■ Dataset excerpts ■
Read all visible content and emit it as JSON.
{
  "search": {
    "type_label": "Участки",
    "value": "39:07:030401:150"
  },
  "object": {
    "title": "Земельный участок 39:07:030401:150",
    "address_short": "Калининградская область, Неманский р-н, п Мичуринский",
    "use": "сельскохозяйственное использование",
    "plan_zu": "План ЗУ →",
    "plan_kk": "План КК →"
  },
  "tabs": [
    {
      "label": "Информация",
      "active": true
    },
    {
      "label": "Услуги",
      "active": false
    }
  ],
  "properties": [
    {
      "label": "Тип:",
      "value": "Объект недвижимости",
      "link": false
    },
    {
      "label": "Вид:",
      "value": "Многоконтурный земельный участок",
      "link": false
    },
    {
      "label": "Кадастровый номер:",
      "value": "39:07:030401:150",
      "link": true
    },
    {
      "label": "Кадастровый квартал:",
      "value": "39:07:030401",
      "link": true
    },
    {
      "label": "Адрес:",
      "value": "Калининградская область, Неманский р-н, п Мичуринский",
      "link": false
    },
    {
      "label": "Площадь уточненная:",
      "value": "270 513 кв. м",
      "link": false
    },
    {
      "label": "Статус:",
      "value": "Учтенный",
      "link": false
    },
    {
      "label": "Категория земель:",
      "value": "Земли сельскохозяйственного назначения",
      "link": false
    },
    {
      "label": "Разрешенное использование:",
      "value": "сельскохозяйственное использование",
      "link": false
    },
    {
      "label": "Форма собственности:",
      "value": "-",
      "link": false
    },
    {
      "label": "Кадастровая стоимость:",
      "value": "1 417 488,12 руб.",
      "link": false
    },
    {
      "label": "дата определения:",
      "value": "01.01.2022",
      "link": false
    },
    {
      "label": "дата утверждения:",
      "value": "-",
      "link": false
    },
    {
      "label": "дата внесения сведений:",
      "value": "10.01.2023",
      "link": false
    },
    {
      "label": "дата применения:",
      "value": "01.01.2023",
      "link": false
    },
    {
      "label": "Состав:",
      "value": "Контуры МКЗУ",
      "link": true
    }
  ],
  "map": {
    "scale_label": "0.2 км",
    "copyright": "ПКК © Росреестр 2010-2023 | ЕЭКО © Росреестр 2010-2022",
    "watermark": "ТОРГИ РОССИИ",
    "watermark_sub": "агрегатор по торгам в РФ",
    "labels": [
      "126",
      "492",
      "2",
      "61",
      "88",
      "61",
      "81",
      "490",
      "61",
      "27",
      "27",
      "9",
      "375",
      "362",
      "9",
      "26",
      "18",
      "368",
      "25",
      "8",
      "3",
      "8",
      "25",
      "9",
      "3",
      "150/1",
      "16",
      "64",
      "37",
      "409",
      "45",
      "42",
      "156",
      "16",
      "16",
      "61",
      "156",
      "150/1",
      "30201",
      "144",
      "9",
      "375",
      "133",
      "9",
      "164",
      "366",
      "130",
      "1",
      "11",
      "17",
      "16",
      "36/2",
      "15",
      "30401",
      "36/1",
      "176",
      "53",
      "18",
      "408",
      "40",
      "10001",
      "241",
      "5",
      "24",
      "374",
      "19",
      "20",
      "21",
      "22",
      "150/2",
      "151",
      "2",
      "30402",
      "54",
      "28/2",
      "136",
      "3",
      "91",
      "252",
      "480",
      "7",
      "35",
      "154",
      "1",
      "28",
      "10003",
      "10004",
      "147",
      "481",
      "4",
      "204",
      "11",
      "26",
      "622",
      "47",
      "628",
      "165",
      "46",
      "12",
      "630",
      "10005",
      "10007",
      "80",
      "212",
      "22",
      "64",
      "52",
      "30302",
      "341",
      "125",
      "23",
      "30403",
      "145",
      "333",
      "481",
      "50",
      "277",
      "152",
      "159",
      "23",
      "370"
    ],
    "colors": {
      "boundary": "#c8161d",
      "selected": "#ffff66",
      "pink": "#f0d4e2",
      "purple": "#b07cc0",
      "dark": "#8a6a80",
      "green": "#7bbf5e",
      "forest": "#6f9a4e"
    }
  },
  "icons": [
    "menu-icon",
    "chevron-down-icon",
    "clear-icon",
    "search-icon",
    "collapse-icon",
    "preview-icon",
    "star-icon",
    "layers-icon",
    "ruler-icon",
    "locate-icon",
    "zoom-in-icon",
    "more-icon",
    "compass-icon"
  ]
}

■ Directions for this task ■
Each line above that includes "участок" should be shown.

■ Full answer ■
    "title": "Земельный участок 39:07:030401:150",
      "value": "Многоконтурный земельный участок",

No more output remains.